__Stated goal__:
How many lines in the listing below include the word "Erika"? Answer with the number and nothing else.

__Given information__:
"""

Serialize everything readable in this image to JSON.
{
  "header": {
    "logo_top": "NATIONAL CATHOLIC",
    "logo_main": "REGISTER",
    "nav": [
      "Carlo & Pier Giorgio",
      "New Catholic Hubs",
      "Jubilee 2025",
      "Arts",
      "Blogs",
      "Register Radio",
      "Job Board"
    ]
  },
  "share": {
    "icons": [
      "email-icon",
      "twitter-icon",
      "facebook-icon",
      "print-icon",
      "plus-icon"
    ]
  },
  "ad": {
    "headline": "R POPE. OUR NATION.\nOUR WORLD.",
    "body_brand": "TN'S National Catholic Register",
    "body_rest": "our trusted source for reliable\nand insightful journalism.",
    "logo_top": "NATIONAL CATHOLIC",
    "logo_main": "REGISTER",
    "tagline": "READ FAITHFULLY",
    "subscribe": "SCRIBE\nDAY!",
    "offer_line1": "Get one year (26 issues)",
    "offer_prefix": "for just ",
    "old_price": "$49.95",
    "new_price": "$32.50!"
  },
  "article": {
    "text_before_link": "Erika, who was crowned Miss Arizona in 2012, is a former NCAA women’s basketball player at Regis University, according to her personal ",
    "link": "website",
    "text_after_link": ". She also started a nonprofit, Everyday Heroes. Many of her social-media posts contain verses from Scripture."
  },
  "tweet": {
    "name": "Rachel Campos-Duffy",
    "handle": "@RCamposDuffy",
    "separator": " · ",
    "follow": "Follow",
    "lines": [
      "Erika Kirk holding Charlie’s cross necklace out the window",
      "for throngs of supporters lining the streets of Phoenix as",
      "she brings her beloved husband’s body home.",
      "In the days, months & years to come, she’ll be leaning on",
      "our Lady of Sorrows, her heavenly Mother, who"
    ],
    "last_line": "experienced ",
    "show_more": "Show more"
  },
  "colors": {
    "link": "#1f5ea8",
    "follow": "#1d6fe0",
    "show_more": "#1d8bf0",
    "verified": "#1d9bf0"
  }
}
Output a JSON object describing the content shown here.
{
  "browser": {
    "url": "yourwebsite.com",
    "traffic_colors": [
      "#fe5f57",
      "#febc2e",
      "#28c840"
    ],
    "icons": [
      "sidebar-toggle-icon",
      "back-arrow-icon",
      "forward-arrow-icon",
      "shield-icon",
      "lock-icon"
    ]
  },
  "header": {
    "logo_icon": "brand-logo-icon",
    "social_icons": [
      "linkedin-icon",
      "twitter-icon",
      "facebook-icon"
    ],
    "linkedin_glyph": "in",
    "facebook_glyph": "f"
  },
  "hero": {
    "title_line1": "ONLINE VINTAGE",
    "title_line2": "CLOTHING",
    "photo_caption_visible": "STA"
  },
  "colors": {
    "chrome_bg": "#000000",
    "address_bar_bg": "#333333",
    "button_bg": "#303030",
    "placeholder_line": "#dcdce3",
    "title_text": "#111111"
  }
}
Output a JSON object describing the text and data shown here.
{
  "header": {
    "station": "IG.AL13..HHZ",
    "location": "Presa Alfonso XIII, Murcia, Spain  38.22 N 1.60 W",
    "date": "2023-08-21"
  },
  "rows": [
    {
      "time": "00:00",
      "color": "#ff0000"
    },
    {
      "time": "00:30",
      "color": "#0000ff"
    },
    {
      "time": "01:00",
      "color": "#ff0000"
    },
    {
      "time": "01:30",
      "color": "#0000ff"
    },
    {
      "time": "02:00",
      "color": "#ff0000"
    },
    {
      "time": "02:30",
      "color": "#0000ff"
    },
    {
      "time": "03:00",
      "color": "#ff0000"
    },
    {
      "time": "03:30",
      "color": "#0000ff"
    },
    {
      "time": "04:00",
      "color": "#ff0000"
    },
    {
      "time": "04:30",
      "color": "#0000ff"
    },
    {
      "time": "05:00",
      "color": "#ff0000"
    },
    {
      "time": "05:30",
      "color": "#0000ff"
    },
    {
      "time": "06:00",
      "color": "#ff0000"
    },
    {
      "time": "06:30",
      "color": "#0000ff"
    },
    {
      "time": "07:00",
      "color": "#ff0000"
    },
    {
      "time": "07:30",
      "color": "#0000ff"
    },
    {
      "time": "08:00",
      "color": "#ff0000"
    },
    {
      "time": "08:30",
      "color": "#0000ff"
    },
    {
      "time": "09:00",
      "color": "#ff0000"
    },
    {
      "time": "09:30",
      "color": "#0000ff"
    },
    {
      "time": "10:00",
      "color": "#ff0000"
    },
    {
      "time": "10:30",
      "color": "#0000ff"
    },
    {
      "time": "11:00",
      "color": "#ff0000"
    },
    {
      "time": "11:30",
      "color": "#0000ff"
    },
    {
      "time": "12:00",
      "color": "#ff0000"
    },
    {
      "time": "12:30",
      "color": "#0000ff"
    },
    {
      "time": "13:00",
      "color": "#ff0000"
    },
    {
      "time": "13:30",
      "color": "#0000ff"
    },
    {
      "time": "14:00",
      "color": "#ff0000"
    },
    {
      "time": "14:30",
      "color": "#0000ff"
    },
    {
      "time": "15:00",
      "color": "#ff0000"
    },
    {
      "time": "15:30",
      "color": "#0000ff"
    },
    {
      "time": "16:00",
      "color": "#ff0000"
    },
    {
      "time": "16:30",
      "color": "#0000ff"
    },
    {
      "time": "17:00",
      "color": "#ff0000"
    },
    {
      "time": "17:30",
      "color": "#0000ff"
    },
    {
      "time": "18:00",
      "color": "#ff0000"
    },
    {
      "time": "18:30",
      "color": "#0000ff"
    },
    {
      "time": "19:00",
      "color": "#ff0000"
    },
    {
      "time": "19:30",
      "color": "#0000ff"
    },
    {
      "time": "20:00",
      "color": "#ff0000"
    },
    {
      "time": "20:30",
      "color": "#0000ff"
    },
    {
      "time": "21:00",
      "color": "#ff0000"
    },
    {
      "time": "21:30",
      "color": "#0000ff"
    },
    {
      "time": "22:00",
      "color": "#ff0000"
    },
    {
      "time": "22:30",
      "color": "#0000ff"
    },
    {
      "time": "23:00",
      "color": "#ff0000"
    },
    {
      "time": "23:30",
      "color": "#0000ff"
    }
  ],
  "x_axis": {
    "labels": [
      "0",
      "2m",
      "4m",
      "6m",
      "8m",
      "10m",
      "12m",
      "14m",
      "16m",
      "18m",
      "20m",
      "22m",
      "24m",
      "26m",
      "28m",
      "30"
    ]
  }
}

"""

__Solution to this problem__:
2